- [AIM]:
Repeat the data verbatim.

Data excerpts
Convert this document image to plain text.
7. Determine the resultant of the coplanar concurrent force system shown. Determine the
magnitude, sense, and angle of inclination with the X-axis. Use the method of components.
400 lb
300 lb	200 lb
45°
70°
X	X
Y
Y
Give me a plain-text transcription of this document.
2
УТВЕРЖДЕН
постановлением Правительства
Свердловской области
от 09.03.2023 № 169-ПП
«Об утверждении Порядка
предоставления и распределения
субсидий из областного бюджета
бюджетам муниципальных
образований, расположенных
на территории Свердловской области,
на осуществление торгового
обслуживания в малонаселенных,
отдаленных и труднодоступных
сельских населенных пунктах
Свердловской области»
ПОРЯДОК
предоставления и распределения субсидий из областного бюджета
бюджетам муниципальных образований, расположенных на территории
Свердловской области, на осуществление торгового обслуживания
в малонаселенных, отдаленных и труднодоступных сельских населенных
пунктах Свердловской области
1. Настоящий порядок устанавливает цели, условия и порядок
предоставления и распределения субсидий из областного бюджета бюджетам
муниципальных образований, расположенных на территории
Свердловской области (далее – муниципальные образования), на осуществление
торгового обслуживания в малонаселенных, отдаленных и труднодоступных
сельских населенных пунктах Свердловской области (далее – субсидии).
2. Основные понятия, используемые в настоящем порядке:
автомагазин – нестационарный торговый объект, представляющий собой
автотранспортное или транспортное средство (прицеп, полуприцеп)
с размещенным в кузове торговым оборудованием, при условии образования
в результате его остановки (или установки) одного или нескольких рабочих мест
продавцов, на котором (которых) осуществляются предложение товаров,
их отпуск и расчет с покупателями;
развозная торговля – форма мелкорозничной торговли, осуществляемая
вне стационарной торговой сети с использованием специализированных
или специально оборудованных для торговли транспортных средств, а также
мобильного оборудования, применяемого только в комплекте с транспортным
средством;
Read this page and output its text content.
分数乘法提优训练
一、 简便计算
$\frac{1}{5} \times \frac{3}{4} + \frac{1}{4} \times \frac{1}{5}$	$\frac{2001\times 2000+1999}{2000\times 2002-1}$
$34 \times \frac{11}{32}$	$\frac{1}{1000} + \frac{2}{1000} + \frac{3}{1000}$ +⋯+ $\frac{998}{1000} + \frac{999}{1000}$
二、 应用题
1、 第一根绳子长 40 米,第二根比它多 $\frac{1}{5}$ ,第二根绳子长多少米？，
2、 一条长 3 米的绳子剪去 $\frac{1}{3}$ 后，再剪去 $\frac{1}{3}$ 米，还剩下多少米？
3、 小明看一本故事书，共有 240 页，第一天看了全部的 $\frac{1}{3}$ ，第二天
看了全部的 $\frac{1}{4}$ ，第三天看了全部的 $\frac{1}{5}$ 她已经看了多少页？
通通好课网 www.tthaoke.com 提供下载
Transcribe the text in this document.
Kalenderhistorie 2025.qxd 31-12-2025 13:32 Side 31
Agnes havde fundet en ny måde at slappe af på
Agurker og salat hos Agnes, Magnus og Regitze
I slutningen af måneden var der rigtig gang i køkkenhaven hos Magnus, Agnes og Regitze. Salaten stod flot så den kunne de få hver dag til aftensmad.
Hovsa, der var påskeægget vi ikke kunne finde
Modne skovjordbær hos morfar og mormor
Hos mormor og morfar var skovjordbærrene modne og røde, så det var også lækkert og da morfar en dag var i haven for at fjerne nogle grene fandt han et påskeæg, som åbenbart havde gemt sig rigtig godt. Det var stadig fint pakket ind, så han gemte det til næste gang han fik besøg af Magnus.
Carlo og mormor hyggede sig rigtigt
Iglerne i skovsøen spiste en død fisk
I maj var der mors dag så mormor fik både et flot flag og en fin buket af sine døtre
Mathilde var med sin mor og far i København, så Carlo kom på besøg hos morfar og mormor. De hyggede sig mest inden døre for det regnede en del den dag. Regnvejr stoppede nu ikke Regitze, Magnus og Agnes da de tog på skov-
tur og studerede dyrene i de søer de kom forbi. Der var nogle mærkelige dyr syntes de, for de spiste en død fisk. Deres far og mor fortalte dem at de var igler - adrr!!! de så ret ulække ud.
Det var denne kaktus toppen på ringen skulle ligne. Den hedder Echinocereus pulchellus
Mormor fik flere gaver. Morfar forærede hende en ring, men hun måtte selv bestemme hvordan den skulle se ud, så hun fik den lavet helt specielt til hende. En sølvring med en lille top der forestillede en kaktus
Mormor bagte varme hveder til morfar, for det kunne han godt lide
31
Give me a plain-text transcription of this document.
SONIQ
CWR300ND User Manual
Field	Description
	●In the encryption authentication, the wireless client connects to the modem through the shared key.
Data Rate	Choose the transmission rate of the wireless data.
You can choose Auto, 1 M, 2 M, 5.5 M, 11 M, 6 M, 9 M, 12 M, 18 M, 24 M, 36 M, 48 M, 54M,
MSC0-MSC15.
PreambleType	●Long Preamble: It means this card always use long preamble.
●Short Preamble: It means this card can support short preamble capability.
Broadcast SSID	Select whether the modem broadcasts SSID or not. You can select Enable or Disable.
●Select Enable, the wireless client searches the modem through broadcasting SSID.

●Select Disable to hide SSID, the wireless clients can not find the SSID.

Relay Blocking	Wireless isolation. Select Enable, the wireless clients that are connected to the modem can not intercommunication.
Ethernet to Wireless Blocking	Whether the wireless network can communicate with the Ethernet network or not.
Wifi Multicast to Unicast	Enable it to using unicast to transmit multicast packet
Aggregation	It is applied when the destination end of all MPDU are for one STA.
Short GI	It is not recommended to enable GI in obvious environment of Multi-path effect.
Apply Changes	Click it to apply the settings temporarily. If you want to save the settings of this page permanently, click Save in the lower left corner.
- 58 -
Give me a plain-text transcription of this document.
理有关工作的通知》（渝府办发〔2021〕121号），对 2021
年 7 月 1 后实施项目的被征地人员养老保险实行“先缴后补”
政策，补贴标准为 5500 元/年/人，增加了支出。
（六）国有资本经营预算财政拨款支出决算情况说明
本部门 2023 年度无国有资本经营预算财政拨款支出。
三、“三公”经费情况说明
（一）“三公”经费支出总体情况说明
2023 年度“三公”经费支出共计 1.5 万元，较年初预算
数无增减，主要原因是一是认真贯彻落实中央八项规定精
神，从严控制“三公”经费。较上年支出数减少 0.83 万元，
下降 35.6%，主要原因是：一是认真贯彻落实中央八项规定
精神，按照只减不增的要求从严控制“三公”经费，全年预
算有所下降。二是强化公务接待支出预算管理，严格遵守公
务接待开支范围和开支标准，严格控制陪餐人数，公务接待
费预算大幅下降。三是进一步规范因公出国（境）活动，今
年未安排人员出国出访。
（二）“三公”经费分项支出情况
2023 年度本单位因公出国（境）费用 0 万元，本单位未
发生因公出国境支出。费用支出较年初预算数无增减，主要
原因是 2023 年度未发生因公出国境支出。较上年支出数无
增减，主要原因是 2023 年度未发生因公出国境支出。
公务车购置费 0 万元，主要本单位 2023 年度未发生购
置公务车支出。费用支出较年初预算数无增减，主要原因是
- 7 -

- [CORRECT RESPONSE]:
Convert this document image to plain text.
7. Determine the resultant of the coplanar concurrent force system shown. Determine the
magnitude, sense, and angle of inclination with the X-axis. Use the method of components.
400 lb
300 lb	200 lb
45°
70°
X	X
Y
Y
Give me a plain-text transcription of this document.
2
УТВЕРЖДЕН
постановлением Правительства
Свердловской области
от 09.03.2023 № 169-ПП
«Об утверждении Порядка
предоставления и распределения
субсидий из областного бюджета
бюджетам муниципальных
образований, расположенных
на территории Свердловской области,
на осуществление торгового
обслуживания в малонаселенных,
отдаленных и труднодоступных
сельских населенных пунктах
Свердловской области»
ПОРЯДОК
предоставления и распределения субсидий из областного бюджета
бюджетам муниципальных образований, расположенных на территории
Свердловской области, на осуществление торгового обслуживания
в малонаселенных, отдаленных и труднодоступных сельских населенных
пунктах Свердловской области
1. Настоящий порядок устанавливает цели, условия и порядок
предоставления и распределения субсидий из областного бюджета бюджетам
муниципальных образований, расположенных на территории
Свердловской области (далее – муниципальные образования), на осуществление
торгового обслуживания в малонаселенных, отдаленных и труднодоступных
сельских населенных пунктах Свердловской области (далее – субсидии).
2. Основные понятия, используемые в настоящем порядке:
автомагазин – нестационарный торговый объект, представляющий собой
автотранспортное или транспортное средство (прицеп, полуприцеп)
с размещенным в кузове торговым оборудованием, при условии образования
в результате его остановки (или установки) одного или нескольких рабочих мест
продавцов, на котором (которых) осуществляются предложение товаров,
их отпуск и расчет с покупателями;
развозная торговля – форма мелкорозничной торговли, осуществляемая
вне стационарной торговой сети с использованием специализированных
или специально оборудованных для торговли транспортных средств, а также
мобильного оборудования, применяемого только в комплекте с транспортным
средством;
Read this page and output its text content.
分数乘法提优训练
一、 简便计算
$\frac{1}{5} \times \frac{3}{4} + \frac{1}{4} \times \frac{1}{5}$	$\frac{2001\times 2000+1999}{2000\times 2002-1}$
$34 \times \frac{11}{32}$	$\frac{1}{1000} + \frac{2}{1000} + \frac{3}{1000}$ +⋯+ $\frac{998}{1000} + \frac{999}{1000}$
二、 应用题
1、 第一根绳子长 40 米,第二根比它多 $\frac{1}{5}$ ,第二根绳子长多少米？，
2、 一条长 3 米的绳子剪去 $\frac{1}{3}$ 后，再剪去 $\frac{1}{3}$ 米，还剩下多少米？
3、 小明看一本故事书，共有 240 页，第一天看了全部的 $\frac{1}{3}$ ，第二天
看了全部的 $\frac{1}{4}$ ，第三天看了全部的 $\frac{1}{5}$ 她已经看了多少页？
通通好课网 www.tthaoke.com 提供下载
Transcribe the text in this document.
Kalenderhistorie 2025.qxd 31-12-2025 13:32 Side 31
Agnes havde fundet en ny måde at slappe af på
Agurker og salat hos Agnes, Magnus og Regitze
I slutningen af måneden var der rigtig gang i køkkenhaven hos Magnus, Agnes og Regitze. Salaten stod flot så den kunne de få hver dag til aftensmad.
Hovsa, der var påskeægget vi ikke kunne finde
Modne skovjordbær hos morfar og mormor
Hos mormor og morfar var skovjordbærrene modne og røde, så det var også lækkert og da morfar en dag var i haven for at fjerne nogle grene fandt han et påskeæg, som åbenbart havde gemt sig rigtig godt. Det var stadig fint pakket ind, så han gemte det til næste gang han fik besøg af Magnus.
Carlo og mormor hyggede sig rigtigt
Iglerne i skovsøen spiste en død fisk
I maj var der mors dag så mormor fik både et flot flag og en fin buket af sine døtre
Mathilde var med sin mor og far i København, så Carlo kom på besøg hos morfar og mormor. De hyggede sig mest inden døre for det regnede en del den dag. Regnvejr stoppede nu ikke Regitze, Magnus og Agnes da de tog på skov-
tur og studerede dyrene i de søer de kom forbi. Der var nogle mærkelige dyr syntes de, for de spiste en død fisk. Deres far og mor fortalte dem at de var igler - adrr!!! de så ret ulække ud.
Det var denne kaktus toppen på ringen skulle ligne. Den hedder Echinocereus pulchellus
Mormor fik flere gaver. Morfar forærede hende en ring, men hun måtte selv bestemme hvordan den skulle se ud, så hun fik den lavet helt specielt til hende. En sølvring med en lille top der forestillede en kaktus
Mormor bagte varme hveder til morfar, for det kunne han godt lide
31
Give me a plain-text transcription of this document.
SONIQ
CWR300ND User Manual
Field	Description
	●In the encryption authentication, the wireless client connects to the modem through the shared key.
Data Rate	Choose the transmission rate of the wireless data.
You can choose Auto, 1 M, 2 M, 5.5 M, 11 M, 6 M, 9 M, 12 M, 18 M, 24 M, 36 M, 48 M, 54M,
MSC0-MSC15.
PreambleType	●Long Preamble: It means this card always use long preamble.
●Short Preamble: It means this card can support short preamble capability.
Broadcast SSID	Select whether the modem broadcasts SSID or not. You can select Enable or Disable.
●Select Enable, the wireless client searches the modem through broadcasting SSID.

●Select Disable to hide SSID, the wireless clients can not find the SSID.

Relay Blocking	Wireless isolation. Select Enable, the wireless clients that are connected to the modem can not intercommunication.
Ethernet to Wireless Blocking	Whether the wireless network can communicate with the Ethernet network or not.
Wifi Multicast to Unicast	Enable it to using unicast to transmit multicast packet
Aggregation	It is applied when the destination end of all MPDU are for one STA.
Short GI	It is not recommended to enable GI in obvious environment of Multi-path effect.
Apply Changes	Click it to apply the settings temporarily. If you want to save the settings of this page permanently, click Save in the lower left corner.
- 58 -
Give me a plain-text transcription of this document.
理有关工作的通知》（渝府办发〔2021〕121号），对 2021
年 7 月 1 后实施项目的被征地人员养老保险实行“先缴后补”
政策，补贴标准为 5500 元/年/人，增加了支出。
（六）国有资本经营预算财政拨款支出决算情况说明
本部门 2023 年度无国有资本经营预算财政拨款支出。
三、“三公”经费情况说明
（一）“三公”经费支出总体情况说明
2023 年度“三公”经费支出共计 1.5 万元，较年初预算
数无增减，主要原因是一是认真贯彻落实中央八项规定精
神，从严控制“三公”经费。较上年支出数减少 0.83 万元，
下降 35.6%，主要原因是：一是认真贯彻落实中央八项规定
精神，按照只减不增的要求从严控制“三公”经费，全年预
算有所下降。二是强化公务接待支出预算管理，严格遵守公
务接待开支范围和开支标准，严格控制陪餐人数，公务接待
费预算大幅下降。三是进一步规范因公出国（境）活动，今
年未安排人员出国出访。
（二）“三公”经费分项支出情况
2023 年度本单位因公出国（境）费用 0 万元，本单位未
发生因公出国境支出。费用支出较年初预算数无增减，主要
原因是 2023 年度未发生因公出国境支出。较上年支出数无
增减，主要原因是 2023 年度未发生因公出国境支出。
公务车购置费 0 万元，主要本单位 2023 年度未发生购
置公务车支出。费用支出较年初预算数无增减，主要原因是
- 7 -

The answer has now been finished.